▸ DESCRIPTION OF THE TASK
Sort through the data and copy the lines holding the word "meta".

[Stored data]
● ● ● ●
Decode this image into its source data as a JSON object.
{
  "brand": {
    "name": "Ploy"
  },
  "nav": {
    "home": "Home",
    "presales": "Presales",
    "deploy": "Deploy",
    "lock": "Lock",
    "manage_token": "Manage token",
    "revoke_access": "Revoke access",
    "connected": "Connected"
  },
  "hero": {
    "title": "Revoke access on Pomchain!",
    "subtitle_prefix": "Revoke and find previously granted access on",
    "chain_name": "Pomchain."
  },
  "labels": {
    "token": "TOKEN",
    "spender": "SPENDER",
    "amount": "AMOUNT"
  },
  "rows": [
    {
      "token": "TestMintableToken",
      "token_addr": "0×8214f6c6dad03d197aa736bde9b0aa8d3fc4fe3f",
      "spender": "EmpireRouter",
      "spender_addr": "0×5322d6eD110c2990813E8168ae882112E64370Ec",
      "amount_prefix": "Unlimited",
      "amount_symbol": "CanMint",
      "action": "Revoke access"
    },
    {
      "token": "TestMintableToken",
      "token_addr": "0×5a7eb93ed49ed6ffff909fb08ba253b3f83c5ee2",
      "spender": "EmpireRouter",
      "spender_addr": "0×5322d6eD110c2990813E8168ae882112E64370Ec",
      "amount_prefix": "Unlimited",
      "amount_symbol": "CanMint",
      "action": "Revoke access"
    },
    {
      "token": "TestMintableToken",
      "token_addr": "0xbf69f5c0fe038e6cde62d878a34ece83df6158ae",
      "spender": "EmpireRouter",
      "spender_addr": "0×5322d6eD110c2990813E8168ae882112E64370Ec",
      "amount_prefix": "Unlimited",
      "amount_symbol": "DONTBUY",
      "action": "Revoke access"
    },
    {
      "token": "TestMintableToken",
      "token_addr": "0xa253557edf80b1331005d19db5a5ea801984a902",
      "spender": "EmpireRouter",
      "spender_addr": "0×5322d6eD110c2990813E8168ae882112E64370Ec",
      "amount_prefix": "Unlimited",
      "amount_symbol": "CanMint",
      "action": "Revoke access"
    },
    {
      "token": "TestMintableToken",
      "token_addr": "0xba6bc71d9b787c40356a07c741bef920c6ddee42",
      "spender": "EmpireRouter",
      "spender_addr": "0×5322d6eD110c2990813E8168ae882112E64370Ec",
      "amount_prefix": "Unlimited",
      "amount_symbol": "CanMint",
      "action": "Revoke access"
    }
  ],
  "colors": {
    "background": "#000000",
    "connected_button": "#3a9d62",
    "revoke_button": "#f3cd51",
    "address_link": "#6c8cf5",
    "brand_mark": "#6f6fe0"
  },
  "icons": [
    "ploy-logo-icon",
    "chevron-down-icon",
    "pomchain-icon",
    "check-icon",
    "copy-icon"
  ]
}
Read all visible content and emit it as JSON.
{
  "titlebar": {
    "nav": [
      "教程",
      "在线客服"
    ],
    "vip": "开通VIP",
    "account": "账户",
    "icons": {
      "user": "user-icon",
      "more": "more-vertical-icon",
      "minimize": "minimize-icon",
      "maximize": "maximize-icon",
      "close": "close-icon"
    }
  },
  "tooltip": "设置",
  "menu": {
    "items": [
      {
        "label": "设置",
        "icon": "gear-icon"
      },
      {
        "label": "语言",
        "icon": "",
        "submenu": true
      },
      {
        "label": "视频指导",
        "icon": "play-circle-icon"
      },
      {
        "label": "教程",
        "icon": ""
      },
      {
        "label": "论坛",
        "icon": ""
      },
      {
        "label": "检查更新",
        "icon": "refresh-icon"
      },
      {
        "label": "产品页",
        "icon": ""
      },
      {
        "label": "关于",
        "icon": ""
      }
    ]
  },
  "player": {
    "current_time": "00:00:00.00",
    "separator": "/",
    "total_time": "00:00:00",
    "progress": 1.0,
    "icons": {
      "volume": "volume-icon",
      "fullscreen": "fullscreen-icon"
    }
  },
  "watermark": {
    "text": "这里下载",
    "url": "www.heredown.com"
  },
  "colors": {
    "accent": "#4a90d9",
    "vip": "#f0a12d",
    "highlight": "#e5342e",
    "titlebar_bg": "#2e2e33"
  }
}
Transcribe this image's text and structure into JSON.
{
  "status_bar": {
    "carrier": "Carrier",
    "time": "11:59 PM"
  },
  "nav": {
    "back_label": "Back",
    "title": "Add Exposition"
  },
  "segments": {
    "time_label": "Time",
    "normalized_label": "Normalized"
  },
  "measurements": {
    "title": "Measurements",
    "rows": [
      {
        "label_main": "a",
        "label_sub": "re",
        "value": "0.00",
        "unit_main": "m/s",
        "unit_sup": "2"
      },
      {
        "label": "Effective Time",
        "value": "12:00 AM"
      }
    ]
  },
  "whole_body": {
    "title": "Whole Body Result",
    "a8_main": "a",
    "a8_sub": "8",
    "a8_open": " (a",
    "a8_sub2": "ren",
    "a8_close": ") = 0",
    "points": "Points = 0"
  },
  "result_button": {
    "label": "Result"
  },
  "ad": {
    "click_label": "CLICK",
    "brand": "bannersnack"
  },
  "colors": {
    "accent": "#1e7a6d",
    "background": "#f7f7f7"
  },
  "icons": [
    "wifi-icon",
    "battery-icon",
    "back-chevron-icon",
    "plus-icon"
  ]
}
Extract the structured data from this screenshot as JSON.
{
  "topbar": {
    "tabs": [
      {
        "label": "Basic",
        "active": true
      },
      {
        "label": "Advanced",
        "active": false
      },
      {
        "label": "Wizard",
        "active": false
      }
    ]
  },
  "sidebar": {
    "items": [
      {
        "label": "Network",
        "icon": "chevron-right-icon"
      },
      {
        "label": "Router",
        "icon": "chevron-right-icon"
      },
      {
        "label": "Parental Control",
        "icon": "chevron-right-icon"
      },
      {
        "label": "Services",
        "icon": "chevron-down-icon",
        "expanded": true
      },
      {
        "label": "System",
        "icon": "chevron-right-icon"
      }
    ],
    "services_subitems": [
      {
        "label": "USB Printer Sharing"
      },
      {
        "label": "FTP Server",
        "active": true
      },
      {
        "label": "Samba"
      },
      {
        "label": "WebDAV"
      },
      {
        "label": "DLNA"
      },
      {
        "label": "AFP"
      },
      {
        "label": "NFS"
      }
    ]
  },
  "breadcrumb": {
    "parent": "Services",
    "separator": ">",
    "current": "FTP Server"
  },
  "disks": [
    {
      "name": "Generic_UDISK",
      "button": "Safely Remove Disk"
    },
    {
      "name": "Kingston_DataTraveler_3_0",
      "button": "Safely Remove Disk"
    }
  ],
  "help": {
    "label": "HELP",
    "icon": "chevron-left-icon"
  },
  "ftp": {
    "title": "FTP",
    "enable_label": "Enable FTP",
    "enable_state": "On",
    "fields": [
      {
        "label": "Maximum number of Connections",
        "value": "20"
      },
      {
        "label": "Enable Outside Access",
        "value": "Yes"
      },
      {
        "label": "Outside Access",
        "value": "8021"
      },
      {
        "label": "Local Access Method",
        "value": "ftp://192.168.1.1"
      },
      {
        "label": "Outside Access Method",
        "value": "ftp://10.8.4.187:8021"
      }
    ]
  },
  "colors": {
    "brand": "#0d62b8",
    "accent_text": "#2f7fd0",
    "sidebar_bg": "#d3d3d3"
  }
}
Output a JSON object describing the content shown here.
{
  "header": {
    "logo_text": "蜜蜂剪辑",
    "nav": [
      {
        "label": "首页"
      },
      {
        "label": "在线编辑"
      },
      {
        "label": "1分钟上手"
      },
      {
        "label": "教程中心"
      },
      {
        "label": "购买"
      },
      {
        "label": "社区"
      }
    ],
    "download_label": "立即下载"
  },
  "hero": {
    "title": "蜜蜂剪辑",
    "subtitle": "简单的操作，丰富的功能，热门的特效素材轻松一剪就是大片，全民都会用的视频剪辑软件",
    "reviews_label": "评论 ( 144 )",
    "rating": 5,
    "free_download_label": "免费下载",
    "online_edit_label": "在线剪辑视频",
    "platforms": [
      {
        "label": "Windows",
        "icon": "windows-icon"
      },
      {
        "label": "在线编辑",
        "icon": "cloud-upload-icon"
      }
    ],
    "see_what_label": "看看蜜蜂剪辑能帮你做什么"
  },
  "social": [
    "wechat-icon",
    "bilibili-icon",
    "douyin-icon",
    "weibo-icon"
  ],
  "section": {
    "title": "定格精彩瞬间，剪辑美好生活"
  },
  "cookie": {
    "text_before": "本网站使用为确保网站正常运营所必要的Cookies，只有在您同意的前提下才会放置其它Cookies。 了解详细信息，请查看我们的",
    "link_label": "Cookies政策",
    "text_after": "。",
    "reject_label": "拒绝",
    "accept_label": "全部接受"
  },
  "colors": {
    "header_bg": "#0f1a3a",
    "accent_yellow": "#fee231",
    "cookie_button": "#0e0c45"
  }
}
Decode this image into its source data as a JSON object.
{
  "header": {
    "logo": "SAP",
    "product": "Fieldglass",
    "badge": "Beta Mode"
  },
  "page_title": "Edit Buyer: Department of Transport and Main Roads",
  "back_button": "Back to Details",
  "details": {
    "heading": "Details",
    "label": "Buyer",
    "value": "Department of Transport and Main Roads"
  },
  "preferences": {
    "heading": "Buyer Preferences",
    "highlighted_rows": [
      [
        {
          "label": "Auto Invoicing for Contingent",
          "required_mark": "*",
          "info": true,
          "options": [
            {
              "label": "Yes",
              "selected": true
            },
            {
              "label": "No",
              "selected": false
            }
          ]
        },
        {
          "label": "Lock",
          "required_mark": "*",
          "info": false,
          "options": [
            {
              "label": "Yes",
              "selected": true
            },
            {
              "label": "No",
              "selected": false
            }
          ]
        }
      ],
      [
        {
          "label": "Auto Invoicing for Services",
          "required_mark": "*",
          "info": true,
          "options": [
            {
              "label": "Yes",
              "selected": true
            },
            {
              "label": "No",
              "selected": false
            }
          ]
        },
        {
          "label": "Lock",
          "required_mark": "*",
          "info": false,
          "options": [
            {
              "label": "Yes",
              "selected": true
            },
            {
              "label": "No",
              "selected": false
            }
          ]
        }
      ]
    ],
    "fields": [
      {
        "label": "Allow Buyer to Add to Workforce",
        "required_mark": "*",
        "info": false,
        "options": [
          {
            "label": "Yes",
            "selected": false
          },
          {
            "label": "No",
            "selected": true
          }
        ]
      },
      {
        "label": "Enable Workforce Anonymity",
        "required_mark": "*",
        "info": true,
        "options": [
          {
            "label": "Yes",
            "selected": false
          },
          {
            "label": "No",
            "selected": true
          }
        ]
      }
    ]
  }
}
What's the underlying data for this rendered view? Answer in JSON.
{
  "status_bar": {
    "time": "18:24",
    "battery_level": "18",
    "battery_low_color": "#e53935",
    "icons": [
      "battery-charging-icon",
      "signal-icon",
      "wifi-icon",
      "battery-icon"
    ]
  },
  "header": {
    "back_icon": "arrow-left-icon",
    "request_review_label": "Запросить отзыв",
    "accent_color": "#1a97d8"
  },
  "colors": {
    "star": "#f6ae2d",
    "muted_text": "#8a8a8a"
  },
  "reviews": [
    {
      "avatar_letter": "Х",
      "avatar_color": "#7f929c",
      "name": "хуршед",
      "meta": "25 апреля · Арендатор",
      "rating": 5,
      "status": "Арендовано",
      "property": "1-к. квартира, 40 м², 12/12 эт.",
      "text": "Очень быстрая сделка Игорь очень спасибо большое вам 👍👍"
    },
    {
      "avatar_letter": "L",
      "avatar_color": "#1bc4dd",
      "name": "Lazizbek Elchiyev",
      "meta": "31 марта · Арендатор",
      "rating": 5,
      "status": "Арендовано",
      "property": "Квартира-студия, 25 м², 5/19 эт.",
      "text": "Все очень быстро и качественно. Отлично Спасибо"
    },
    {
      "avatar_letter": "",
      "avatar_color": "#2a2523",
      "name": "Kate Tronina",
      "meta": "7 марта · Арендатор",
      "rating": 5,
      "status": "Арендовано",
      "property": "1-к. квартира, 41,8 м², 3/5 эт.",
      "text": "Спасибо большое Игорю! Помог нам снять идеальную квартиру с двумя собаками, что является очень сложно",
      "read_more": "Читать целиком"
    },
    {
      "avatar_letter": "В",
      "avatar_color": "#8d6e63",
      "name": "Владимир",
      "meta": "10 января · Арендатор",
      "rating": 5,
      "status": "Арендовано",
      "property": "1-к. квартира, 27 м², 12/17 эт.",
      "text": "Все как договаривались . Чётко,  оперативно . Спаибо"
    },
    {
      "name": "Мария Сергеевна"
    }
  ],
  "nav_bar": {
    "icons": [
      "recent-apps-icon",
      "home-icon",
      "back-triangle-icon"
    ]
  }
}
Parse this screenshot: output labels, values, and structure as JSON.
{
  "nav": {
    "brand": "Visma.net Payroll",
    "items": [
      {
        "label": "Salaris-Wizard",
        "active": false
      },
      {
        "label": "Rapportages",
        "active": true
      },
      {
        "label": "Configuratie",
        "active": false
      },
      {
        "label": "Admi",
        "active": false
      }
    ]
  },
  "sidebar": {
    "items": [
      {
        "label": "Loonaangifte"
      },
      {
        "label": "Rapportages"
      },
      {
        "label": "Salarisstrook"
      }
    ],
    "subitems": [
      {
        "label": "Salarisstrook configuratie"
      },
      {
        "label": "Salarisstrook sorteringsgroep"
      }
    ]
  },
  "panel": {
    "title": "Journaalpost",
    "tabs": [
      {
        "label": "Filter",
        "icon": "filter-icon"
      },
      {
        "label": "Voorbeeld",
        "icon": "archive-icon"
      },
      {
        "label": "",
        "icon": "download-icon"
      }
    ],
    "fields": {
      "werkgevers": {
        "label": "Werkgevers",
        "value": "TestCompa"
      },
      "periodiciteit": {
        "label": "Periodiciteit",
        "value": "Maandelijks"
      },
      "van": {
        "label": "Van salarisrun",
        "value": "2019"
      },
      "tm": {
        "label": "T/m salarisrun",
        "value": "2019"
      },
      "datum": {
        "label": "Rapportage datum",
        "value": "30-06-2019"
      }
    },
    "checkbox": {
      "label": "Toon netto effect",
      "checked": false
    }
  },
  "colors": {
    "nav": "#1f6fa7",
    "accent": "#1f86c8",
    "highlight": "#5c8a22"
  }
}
● ● ● ●
▸ SOLUTION
      "meta": "25 апреля · Арендатор",
      "meta": "31 марта · Арендатор",
      "meta": "7 марта · Арендатор",
      "meta": "10 января · Арендатор",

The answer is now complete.